• _Input material_:
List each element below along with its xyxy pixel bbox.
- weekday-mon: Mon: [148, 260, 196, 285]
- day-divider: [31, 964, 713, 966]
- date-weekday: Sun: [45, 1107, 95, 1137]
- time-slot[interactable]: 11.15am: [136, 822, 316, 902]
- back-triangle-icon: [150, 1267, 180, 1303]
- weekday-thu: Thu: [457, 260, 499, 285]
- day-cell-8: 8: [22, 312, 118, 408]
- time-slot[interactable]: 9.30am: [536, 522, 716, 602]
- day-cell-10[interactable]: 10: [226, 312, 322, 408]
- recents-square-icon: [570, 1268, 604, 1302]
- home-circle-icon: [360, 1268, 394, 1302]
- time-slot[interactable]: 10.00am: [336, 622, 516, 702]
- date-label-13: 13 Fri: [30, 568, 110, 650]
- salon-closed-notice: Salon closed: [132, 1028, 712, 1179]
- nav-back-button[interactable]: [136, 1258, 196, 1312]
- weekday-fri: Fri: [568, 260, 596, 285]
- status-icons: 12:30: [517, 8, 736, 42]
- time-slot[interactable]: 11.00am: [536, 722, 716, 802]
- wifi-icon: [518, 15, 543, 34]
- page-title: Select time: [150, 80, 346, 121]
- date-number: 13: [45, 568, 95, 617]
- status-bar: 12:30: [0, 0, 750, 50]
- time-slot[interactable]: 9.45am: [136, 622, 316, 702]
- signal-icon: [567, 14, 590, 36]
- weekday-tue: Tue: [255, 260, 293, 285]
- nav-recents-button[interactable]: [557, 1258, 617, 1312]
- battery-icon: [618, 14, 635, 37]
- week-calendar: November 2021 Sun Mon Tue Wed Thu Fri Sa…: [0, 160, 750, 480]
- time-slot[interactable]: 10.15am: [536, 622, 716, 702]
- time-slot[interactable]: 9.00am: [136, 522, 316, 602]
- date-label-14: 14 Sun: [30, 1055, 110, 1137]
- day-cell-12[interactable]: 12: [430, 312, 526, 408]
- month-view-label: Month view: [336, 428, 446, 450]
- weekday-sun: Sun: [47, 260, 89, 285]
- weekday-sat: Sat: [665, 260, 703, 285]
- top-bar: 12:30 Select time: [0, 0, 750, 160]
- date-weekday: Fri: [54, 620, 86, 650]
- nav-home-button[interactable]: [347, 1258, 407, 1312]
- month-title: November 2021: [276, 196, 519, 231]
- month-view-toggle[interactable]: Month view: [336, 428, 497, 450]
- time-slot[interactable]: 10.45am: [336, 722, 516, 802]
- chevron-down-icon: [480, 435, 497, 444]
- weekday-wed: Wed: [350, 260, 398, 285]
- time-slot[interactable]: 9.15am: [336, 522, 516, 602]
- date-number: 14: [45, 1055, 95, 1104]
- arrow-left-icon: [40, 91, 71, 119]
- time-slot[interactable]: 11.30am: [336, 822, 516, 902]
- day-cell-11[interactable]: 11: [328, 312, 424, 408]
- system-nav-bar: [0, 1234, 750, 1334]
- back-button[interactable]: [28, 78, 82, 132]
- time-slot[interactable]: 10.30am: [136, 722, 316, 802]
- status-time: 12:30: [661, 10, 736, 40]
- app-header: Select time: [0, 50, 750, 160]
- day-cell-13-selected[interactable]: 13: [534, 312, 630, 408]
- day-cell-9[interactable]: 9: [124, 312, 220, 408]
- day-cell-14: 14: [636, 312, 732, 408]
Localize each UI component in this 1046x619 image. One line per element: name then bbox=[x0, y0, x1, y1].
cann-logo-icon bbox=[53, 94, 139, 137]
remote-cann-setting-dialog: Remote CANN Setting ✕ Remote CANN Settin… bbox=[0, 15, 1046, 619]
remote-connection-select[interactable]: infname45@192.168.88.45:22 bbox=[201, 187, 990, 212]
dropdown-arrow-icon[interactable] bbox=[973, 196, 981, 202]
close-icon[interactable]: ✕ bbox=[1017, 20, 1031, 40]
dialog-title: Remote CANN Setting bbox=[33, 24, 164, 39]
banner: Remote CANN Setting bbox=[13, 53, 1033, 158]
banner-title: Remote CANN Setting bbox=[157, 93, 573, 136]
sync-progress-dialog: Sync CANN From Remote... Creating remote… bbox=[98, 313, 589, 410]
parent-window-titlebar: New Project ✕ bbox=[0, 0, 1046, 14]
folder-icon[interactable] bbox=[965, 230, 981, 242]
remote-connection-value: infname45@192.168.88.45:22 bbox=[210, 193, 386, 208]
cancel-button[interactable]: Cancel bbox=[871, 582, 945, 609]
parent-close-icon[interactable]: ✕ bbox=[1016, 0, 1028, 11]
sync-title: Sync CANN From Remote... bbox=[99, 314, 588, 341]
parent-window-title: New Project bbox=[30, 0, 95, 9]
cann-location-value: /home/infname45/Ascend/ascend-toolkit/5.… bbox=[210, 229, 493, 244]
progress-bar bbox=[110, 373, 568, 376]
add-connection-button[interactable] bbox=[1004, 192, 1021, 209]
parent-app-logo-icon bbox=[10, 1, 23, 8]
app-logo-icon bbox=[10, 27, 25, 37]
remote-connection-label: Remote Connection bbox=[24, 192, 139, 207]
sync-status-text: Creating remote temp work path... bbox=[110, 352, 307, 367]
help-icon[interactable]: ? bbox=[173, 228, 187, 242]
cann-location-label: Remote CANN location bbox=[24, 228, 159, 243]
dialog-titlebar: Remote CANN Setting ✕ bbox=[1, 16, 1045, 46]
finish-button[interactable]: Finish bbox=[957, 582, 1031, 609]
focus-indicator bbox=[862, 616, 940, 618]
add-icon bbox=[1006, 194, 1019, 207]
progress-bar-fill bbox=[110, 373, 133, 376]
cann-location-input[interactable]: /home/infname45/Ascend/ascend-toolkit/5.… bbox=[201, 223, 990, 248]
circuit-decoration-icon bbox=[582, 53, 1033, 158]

• _Your objective_:
Rewrite the stretch of data from the start through the line containing "- time-slot[interactable]: 9.30am: [536, 522, 716, 602]", changing "time-slot" to "time-option" and leaving everything else unchanged.

• _Final result_:
List each element below along with its xyxy pixel bbox.
- weekday-mon: Mon: [148, 260, 196, 285]
- day-divider: [31, 964, 713, 966]
- date-weekday: Sun: [45, 1107, 95, 1137]
- time-option[interactable]: 11.15am: [136, 822, 316, 902]
- back-triangle-icon: [150, 1267, 180, 1303]
- weekday-thu: Thu: [457, 260, 499, 285]
- day-cell-8: 8: [22, 312, 118, 408]
- time-option[interactable]: 9.30am: [536, 522, 716, 602]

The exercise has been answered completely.